● Short problem
Scan the entries below and report only how many lines contain "kevwithin".

● Raw data
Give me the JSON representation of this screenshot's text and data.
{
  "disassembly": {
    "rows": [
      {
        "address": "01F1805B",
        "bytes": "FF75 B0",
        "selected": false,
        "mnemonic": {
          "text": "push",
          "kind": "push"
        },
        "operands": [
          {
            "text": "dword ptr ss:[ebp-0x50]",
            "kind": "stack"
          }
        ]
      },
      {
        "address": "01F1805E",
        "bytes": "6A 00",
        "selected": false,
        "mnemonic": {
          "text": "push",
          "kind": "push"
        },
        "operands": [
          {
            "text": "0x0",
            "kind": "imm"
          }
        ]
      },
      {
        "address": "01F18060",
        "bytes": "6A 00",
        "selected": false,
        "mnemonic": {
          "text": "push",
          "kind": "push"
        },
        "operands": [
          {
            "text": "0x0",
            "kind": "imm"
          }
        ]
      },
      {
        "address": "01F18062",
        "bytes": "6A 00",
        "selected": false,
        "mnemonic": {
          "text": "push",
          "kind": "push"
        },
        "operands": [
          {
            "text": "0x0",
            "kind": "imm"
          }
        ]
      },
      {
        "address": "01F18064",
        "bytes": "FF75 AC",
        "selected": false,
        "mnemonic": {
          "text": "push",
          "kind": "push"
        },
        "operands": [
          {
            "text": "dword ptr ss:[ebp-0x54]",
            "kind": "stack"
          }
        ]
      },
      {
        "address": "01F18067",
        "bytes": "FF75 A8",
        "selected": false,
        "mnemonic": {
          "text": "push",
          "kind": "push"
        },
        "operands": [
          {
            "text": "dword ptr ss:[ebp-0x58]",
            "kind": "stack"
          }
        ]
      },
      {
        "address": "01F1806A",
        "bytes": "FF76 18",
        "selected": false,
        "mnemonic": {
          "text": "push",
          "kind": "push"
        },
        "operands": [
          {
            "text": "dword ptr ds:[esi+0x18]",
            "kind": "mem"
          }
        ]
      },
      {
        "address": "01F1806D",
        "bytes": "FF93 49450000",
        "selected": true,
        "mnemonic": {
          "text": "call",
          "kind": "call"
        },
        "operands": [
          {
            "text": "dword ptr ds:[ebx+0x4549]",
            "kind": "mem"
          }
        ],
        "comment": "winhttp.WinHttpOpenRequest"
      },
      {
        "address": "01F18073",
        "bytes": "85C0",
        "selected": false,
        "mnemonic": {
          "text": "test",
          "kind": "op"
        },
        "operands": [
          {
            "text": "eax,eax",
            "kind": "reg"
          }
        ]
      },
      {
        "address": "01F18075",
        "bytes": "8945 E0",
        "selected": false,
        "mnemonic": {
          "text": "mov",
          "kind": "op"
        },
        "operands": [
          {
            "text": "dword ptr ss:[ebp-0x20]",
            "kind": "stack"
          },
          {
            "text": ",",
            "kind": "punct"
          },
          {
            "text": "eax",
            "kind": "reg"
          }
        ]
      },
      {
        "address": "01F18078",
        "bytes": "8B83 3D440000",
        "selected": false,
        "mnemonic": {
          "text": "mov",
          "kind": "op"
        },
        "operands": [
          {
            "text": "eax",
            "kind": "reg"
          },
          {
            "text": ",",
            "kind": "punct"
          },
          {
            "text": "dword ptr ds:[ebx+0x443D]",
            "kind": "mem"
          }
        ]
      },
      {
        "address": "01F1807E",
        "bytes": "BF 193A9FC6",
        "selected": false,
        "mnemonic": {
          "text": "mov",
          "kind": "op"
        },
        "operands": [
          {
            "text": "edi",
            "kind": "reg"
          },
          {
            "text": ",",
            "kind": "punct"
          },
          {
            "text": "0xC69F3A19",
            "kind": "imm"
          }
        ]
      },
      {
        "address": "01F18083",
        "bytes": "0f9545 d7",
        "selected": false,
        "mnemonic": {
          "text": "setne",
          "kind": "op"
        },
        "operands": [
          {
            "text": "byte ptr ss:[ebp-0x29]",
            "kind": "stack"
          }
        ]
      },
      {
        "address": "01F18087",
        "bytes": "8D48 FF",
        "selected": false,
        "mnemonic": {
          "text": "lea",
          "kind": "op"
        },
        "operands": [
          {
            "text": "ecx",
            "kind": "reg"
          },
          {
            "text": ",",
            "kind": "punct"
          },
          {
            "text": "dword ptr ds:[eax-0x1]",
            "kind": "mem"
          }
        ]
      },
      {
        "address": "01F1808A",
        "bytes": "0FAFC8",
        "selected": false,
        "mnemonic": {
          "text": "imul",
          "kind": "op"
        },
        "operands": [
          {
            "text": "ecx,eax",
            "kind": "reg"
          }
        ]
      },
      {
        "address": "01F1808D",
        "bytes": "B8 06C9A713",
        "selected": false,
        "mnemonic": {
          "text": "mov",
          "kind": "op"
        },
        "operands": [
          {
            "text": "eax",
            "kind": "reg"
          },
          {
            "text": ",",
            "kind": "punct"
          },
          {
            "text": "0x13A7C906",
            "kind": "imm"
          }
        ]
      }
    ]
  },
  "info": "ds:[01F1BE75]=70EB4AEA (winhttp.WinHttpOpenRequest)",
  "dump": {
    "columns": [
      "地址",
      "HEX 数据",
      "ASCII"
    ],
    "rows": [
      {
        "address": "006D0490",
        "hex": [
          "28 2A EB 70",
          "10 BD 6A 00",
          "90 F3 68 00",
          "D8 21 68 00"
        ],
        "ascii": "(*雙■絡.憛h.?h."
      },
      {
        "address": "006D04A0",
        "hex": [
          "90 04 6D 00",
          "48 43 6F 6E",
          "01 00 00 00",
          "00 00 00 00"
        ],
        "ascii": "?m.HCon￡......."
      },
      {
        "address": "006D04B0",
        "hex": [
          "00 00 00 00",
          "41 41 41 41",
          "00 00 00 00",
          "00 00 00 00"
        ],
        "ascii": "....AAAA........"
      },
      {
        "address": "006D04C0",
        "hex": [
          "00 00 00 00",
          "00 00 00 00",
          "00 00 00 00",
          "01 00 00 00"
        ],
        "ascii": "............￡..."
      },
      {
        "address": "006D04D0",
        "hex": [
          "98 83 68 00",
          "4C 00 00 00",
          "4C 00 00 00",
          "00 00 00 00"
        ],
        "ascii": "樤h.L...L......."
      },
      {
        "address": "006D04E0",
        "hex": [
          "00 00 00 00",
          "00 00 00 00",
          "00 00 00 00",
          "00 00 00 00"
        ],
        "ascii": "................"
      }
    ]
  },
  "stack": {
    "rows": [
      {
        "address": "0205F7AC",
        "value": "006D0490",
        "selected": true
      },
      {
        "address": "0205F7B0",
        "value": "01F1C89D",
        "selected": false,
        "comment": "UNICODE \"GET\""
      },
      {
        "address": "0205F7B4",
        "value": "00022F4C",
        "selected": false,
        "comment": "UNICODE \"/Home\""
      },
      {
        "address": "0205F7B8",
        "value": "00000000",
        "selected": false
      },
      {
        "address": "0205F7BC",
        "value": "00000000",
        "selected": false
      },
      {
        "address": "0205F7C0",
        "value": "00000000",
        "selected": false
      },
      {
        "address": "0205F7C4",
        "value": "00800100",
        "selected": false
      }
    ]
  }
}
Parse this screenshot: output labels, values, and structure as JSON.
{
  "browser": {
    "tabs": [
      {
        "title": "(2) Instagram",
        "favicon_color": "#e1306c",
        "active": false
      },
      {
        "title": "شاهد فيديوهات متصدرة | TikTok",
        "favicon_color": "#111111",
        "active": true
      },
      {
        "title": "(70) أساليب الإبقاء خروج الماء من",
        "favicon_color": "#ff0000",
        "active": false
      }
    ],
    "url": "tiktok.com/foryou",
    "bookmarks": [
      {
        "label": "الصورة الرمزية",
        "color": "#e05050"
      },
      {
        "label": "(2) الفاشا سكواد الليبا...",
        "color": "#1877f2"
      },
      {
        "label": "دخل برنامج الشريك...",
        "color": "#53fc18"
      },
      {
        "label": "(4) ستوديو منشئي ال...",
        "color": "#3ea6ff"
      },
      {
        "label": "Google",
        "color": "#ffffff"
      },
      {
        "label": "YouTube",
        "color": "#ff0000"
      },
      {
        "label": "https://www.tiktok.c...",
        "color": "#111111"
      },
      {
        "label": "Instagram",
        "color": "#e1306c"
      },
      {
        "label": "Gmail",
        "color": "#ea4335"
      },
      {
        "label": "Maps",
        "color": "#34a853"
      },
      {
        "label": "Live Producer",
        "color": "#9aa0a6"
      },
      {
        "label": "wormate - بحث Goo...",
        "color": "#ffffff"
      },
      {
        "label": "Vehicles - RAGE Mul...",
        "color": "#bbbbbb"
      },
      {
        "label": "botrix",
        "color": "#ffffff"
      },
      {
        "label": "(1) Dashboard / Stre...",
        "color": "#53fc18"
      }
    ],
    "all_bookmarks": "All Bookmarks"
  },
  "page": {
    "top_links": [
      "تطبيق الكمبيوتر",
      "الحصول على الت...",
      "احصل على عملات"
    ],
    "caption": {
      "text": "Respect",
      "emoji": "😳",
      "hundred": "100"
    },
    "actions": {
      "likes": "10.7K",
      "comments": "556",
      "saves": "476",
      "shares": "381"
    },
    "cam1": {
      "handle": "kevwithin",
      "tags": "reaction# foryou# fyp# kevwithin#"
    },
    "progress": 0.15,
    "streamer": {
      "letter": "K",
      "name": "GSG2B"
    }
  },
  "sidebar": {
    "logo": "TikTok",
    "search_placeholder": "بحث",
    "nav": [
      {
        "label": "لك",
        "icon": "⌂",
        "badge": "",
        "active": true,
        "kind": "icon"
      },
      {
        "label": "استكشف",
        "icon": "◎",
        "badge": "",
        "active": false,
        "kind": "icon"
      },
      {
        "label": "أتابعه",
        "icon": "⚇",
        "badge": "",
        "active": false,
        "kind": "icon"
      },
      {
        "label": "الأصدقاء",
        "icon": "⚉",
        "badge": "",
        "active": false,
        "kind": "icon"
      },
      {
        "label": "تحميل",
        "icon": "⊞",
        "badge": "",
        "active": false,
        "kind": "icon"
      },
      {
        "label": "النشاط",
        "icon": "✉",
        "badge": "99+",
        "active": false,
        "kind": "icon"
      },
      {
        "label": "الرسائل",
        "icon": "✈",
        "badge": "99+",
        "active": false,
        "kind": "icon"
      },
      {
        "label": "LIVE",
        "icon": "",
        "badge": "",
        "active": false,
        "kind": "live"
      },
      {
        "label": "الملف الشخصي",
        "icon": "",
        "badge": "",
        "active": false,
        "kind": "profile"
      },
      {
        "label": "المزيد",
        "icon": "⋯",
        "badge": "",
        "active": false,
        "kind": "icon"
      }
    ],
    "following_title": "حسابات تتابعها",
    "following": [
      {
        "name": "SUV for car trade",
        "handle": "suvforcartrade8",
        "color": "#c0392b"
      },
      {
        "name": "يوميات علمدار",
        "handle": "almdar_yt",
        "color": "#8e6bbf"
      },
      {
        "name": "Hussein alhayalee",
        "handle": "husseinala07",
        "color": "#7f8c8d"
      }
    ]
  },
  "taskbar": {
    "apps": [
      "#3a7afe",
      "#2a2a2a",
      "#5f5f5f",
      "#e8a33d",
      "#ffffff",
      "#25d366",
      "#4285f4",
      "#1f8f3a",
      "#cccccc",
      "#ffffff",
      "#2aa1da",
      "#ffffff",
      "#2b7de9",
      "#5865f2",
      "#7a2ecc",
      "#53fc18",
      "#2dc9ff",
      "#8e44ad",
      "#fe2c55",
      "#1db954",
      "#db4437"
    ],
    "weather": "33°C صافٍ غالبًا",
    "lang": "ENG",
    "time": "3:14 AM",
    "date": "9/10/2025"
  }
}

● Response below
2